> _The problem_
Gather each line in the entries below that contains the string "Monoy".

--- BEGIN Material ---

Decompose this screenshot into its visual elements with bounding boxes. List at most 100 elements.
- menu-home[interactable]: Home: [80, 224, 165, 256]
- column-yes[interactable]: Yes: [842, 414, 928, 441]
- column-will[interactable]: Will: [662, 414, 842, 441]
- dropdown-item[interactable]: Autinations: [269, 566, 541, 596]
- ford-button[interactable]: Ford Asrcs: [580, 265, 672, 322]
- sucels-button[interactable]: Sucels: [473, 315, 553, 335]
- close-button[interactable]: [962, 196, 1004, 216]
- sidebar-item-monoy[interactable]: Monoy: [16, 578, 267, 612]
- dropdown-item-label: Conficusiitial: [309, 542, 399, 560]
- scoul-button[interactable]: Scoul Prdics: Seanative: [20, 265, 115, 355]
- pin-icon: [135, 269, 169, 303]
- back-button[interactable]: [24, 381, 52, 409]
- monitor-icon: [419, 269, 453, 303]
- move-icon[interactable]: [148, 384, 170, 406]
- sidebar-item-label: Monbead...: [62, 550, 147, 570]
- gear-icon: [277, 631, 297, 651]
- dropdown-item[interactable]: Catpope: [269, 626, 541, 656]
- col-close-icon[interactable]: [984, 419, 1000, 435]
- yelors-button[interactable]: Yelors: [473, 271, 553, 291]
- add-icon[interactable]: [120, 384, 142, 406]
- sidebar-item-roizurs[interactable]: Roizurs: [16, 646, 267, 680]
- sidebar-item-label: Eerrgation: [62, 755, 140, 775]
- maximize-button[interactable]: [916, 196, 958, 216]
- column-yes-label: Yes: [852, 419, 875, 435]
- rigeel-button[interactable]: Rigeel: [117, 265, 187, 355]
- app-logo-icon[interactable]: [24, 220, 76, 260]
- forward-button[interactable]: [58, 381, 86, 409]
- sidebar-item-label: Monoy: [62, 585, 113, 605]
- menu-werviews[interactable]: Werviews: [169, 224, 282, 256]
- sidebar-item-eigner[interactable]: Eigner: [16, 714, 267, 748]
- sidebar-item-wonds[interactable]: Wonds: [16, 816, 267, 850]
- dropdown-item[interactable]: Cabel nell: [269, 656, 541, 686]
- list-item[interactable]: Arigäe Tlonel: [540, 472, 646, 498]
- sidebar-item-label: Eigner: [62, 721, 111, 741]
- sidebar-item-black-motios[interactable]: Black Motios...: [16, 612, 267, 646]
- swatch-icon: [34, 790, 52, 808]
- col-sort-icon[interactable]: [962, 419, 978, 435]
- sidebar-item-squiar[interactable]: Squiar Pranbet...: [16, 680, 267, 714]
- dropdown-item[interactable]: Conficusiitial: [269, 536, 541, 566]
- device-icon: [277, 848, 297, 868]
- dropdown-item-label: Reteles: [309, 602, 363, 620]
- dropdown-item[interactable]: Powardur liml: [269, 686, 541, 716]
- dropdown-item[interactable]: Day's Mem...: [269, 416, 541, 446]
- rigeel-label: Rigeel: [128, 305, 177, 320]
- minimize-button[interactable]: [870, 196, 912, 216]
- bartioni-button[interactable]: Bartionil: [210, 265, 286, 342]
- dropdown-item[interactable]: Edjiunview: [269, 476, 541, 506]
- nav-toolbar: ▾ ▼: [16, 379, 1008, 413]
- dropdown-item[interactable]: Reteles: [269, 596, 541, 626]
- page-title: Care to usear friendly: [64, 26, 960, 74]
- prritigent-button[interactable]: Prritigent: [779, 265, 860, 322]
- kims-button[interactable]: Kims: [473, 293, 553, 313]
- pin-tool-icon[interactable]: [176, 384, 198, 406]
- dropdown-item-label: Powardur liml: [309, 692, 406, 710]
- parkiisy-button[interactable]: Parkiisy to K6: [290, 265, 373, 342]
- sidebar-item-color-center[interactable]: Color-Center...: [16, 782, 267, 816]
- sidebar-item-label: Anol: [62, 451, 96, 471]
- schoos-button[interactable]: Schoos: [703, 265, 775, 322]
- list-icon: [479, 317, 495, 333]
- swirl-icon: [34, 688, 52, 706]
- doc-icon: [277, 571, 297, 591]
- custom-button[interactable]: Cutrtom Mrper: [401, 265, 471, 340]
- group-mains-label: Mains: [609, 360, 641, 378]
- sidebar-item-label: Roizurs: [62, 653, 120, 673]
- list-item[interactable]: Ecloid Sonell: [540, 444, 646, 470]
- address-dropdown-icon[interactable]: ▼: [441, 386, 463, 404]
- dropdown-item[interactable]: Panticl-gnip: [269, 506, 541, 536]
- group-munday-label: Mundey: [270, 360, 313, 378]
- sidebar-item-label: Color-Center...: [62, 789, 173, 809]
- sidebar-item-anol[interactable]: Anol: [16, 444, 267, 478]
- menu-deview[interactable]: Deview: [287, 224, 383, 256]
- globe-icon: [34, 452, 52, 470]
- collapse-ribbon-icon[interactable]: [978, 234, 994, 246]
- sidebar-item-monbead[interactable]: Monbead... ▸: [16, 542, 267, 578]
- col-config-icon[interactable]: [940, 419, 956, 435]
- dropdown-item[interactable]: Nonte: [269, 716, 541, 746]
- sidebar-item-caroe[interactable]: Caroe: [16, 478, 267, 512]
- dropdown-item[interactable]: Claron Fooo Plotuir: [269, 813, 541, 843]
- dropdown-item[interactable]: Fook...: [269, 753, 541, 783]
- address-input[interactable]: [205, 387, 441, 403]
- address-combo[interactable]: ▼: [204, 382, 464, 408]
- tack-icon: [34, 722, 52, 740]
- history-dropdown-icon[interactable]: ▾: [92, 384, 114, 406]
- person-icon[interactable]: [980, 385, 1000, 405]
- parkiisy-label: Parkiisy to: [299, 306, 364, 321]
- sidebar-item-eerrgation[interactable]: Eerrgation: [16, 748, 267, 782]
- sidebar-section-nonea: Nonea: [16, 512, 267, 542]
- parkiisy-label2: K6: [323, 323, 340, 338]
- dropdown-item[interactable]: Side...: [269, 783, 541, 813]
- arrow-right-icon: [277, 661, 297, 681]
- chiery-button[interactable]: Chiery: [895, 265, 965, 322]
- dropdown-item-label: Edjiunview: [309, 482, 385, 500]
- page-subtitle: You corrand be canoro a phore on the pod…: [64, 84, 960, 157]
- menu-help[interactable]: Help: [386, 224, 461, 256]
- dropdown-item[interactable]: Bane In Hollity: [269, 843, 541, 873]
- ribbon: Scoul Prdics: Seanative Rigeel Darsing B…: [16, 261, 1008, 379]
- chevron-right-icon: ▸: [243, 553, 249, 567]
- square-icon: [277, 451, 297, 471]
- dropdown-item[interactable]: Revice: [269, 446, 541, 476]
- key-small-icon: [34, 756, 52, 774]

--- END Material ---

> _Finished answer_
- sidebar-item-monoy[interactable]: Monoy: [16, 578, 267, 612]
- sidebar-item-label: Monoy: [62, 585, 113, 605]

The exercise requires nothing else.